Provided data:
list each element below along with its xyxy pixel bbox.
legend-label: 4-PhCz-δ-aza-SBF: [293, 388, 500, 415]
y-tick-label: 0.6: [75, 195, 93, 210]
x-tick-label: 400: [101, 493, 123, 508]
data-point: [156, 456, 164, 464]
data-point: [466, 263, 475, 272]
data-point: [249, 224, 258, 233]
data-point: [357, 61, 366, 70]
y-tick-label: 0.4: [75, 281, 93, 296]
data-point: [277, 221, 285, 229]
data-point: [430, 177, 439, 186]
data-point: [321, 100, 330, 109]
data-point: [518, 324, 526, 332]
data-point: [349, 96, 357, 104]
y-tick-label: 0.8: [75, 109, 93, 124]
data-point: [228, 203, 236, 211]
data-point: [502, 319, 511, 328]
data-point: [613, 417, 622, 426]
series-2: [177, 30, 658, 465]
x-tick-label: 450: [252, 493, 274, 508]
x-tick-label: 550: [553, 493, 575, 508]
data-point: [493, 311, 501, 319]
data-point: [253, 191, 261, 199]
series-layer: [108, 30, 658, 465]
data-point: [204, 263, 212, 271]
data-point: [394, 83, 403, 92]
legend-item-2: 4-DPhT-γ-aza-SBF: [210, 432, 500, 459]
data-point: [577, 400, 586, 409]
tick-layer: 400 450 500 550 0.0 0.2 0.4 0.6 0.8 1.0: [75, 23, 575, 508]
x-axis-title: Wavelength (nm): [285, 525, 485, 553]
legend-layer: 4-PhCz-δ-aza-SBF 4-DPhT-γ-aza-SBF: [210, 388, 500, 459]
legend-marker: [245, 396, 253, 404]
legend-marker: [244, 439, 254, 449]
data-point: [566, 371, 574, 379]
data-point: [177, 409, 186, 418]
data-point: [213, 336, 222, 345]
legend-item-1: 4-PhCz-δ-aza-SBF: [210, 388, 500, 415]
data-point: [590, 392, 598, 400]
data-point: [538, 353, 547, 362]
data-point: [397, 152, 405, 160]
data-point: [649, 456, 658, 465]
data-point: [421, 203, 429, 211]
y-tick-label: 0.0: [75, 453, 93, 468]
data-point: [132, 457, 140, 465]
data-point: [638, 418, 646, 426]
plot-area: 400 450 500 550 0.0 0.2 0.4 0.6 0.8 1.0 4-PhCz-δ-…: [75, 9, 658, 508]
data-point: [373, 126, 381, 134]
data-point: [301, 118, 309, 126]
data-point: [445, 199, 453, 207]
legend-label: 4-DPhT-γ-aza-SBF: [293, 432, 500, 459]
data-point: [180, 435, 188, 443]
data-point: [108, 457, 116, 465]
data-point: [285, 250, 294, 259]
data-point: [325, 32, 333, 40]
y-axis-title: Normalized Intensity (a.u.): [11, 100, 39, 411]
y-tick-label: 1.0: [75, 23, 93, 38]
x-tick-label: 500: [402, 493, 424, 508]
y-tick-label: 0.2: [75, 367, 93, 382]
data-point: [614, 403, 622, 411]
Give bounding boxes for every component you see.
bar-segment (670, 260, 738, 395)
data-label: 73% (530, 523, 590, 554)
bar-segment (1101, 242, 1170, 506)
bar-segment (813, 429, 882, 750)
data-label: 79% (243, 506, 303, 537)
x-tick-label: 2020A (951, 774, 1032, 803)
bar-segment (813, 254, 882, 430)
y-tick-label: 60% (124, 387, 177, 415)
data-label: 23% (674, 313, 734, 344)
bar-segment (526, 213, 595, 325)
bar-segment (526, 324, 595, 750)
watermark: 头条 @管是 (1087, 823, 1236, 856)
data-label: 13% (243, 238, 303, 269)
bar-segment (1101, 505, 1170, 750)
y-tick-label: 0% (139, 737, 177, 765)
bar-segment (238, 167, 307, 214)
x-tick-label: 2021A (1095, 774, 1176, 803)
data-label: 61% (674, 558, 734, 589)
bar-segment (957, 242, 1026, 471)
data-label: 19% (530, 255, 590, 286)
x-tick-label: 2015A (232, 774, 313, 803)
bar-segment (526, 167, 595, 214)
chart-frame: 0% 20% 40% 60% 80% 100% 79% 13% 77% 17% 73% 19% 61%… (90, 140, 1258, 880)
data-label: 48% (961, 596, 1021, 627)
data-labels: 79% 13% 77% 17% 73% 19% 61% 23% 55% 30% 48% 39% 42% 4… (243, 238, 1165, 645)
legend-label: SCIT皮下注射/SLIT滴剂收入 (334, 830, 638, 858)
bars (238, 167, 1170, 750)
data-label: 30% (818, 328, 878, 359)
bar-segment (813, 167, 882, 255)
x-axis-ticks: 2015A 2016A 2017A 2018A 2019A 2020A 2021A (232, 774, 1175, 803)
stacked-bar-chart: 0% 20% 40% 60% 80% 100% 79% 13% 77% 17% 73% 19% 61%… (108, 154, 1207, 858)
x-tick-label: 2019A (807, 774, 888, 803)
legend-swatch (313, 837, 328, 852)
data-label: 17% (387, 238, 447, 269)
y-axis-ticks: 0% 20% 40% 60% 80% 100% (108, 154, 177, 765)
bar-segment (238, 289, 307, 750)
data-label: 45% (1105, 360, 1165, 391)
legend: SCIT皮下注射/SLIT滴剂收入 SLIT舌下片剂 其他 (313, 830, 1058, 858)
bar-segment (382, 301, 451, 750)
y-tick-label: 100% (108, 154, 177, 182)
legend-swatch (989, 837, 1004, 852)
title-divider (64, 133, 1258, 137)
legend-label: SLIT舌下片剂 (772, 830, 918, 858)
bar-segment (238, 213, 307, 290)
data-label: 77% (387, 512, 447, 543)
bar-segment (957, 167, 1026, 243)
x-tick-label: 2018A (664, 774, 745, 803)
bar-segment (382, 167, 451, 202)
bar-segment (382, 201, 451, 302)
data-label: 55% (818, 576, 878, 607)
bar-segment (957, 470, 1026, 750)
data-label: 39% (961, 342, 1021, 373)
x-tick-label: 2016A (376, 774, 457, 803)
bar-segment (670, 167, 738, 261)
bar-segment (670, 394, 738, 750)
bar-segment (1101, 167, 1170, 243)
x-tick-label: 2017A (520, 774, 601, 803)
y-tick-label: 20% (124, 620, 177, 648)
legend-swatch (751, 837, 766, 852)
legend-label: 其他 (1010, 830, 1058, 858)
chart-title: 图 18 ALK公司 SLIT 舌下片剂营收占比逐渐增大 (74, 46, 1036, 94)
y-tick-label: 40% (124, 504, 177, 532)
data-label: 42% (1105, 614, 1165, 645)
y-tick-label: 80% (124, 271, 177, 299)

Aim:
Reproduce every line of the data above word for word, with nothing changed or left out.

Task solution:
list each element below along with its xyxy pixel bbox.
legend-label: 4-PhCz-δ-aza-SBF: [293, 388, 500, 415]
y-tick-label: 0.6: [75, 195, 93, 210]
x-tick-label: 400: [101, 493, 123, 508]
data-point: [156, 456, 164, 464]
data-point: [466, 263, 475, 272]
data-point: [249, 224, 258, 233]
data-point: [357, 61, 366, 70]
y-tick-label: 0.4: [75, 281, 93, 296]
data-point: [277, 221, 285, 229]
data-point: [430, 177, 439, 186]
data-point: [321, 100, 330, 109]
data-point: [518, 324, 526, 332]
data-point: [349, 96, 357, 104]
y-tick-label: 0.8: [75, 109, 93, 124]
data-point: [228, 203, 236, 211]
data-point: [502, 319, 511, 328]
data-point: [613, 417, 622, 426]
series-2: [177, 30, 658, 465]
x-tick-label: 450: [252, 493, 274, 508]
x-tick-label: 550: [553, 493, 575, 508]
data-point: [493, 311, 501, 319]
data-point: [253, 191, 261, 199]
series-layer: [108, 30, 658, 465]
data-point: [204, 263, 212, 271]
data-point: [394, 83, 403, 92]
legend-item-2: 4-DPhT-γ-aza-SBF: [210, 432, 500, 459]
data-point: [577, 400, 586, 409]
tick-layer: 400 450 500 550 0.0 0.2 0.4 0.6 0.8 1.0: [75, 23, 575, 508]
x-axis-title: Wavelength (nm): [285, 525, 485, 553]
legend-layer: 4-PhCz-δ-aza-SBF 4-DPhT-γ-aza-SBF: [210, 388, 500, 459]
legend-marker: [245, 396, 253, 404]
legend-marker: [244, 439, 254, 449]
data-point: [566, 371, 574, 379]
data-point: [177, 409, 186, 418]
data-point: [213, 336, 222, 345]
legend-item-1: 4-PhCz-δ-aza-SBF: [210, 388, 500, 415]
data-point: [590, 392, 598, 400]
data-point: [538, 353, 547, 362]
data-point: [397, 152, 405, 160]
data-point: [649, 456, 658, 465]
data-point: [421, 203, 429, 211]
y-tick-label: 0.0: [75, 453, 93, 468]
data-point: [132, 457, 140, 465]
data-point: [638, 418, 646, 426]
plot-area: 400 450 500 550 0.0 0.2 0.4 0.6 0.8 1.0 4-PhCz-δ-…: [75, 9, 658, 508]
data-point: [373, 126, 381, 134]
data-point: [301, 118, 309, 126]
data-point: [445, 199, 453, 207]
legend-label: 4-DPhT-γ-aza-SBF: [293, 432, 500, 459]
data-point: [180, 435, 188, 443]
data-point: [108, 457, 116, 465]
data-point: [285, 250, 294, 259]
data-point: [325, 32, 333, 40]
y-axis-title: Normalized Intensity (a.u.): [11, 100, 39, 411]
y-tick-label: 1.0: [75, 23, 93, 38]
x-tick-label: 500: [402, 493, 424, 508]
y-tick-label: 0.2: [75, 367, 93, 382]
data-point: [614, 403, 622, 411]
Give bounding boxes for every component you see.
bar-segment (670, 260, 738, 395)
data-label: 73% (530, 523, 590, 554)
bar-segment (1101, 242, 1170, 506)
bar-segment (813, 429, 882, 750)
data-label: 79% (243, 506, 303, 537)
x-tick-label: 2020A (951, 774, 1032, 803)
bar-segment (813, 254, 882, 430)
y-tick-label: 60% (124, 387, 177, 415)
data-label: 23% (674, 313, 734, 344)
bar-segment (526, 213, 595, 325)
bar-segment (526, 324, 595, 750)
watermark: 头条 @管是 (1087, 823, 1236, 856)
data-label: 13% (243, 238, 303, 269)
bar-segment (1101, 505, 1170, 750)
y-tick-label: 0% (139, 737, 177, 765)
bar-segment (238, 167, 307, 214)
x-tick-label: 2021A (1095, 774, 1176, 803)
data-label: 61% (674, 558, 734, 589)
bar-segment (957, 242, 1026, 471)
data-label: 19% (530, 255, 590, 286)
x-tick-label: 2015A (232, 774, 313, 803)
bar-segment (526, 167, 595, 214)
chart-frame: 0% 20% 40% 60% 80% 100% 79% 13% 77% 17% 73% 19% 61%… (90, 140, 1258, 880)
data-label: 48% (961, 596, 1021, 627)
data-labels: 79% 13% 77% 17% 73% 19% 61% 23% 55% 30% 48% 39% 42% 4… (243, 238, 1165, 645)
legend-label: SCIT皮下注射/SLIT滴剂收入 (334, 830, 638, 858)
bars (238, 167, 1170, 750)
data-label: 30% (818, 328, 878, 359)
bar-segment (813, 167, 882, 255)
x-axis-ticks: 2015A 2016A 2017A 2018A 2019A 2020A 2021A (232, 774, 1175, 803)
stacked-bar-chart: 0% 20% 40% 60% 80% 100% 79% 13% 77% 17% 73% 19% 61%… (108, 154, 1207, 858)
x-tick-label: 2019A (807, 774, 888, 803)
legend-swatch (313, 837, 328, 852)
data-label: 17% (387, 238, 447, 269)
y-axis-ticks: 0% 20% 40% 60% 80% 100% (108, 154, 177, 765)
bar-segment (238, 289, 307, 750)
data-label: 45% (1105, 360, 1165, 391)
legend: SCIT皮下注射/SLIT滴剂收入 SLIT舌下片剂 其他 (313, 830, 1058, 858)
bar-segment (382, 301, 451, 750)
y-tick-label: 100% (108, 154, 177, 182)
legend-swatch (989, 837, 1004, 852)
title-divider (64, 133, 1258, 137)
legend-label: SLIT舌下片剂 (772, 830, 918, 858)
bar-segment (238, 213, 307, 290)
data-label: 77% (387, 512, 447, 543)
bar-segment (957, 167, 1026, 243)
x-tick-label: 2018A (664, 774, 745, 803)
bar-segment (382, 167, 451, 202)
bar-segment (382, 201, 451, 302)
data-label: 55% (818, 576, 878, 607)
bar-segment (957, 470, 1026, 750)
data-label: 39% (961, 342, 1021, 373)
x-tick-label: 2016A (376, 774, 457, 803)
bar-segment (670, 167, 738, 261)
bar-segment (670, 394, 738, 750)
bar-segment (1101, 167, 1170, 243)
x-tick-label: 2017A (520, 774, 601, 803)
y-tick-label: 20% (124, 620, 177, 648)
legend-swatch (751, 837, 766, 852)
legend-label: 其他 (1010, 830, 1058, 858)
chart-title: 图 18 ALK公司 SLIT 舌下片剂营收占比逐渐增大 (74, 46, 1036, 94)
y-tick-label: 40% (124, 504, 177, 532)
data-label: 42% (1105, 614, 1165, 645)
y-tick-label: 80% (124, 271, 177, 299)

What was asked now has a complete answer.